_STATED GOAL_:
Read through the records below and copy each line that uses the word "with".
◇ ◇ ◇ ◇ ◇ ◇ ◇
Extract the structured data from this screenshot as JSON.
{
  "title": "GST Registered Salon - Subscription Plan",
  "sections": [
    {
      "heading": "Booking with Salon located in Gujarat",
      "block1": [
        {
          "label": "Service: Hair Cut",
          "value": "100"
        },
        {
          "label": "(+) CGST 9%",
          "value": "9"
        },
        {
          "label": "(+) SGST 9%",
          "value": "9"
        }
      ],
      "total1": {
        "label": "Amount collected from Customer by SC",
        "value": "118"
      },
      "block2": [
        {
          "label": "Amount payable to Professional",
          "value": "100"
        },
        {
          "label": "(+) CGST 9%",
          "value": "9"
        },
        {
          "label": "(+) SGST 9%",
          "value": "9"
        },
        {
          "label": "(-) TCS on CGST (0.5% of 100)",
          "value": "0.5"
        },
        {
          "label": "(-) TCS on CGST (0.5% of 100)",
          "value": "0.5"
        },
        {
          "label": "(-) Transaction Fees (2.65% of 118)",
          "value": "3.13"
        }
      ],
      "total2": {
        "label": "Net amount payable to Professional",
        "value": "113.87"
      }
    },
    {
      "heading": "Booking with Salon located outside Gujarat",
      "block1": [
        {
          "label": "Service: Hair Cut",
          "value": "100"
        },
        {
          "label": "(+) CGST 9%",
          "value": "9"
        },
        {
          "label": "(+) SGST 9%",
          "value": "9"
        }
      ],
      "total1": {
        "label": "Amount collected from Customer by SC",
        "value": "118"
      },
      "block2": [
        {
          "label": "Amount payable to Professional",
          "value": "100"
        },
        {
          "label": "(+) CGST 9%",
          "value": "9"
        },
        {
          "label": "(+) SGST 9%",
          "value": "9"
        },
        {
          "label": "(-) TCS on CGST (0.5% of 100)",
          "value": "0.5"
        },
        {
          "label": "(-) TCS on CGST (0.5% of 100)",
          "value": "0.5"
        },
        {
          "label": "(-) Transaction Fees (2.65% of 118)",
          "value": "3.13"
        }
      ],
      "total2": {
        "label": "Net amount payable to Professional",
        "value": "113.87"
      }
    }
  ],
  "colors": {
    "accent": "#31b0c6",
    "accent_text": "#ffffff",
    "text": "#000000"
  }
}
◇ ◇ ◇ ◇ ◇ ◇ ◇
_WRITTEN ANSWER_:
      "heading": "Booking with Salon located in Gujarat",
      "heading": "Booking with Salon located outside Gujarat",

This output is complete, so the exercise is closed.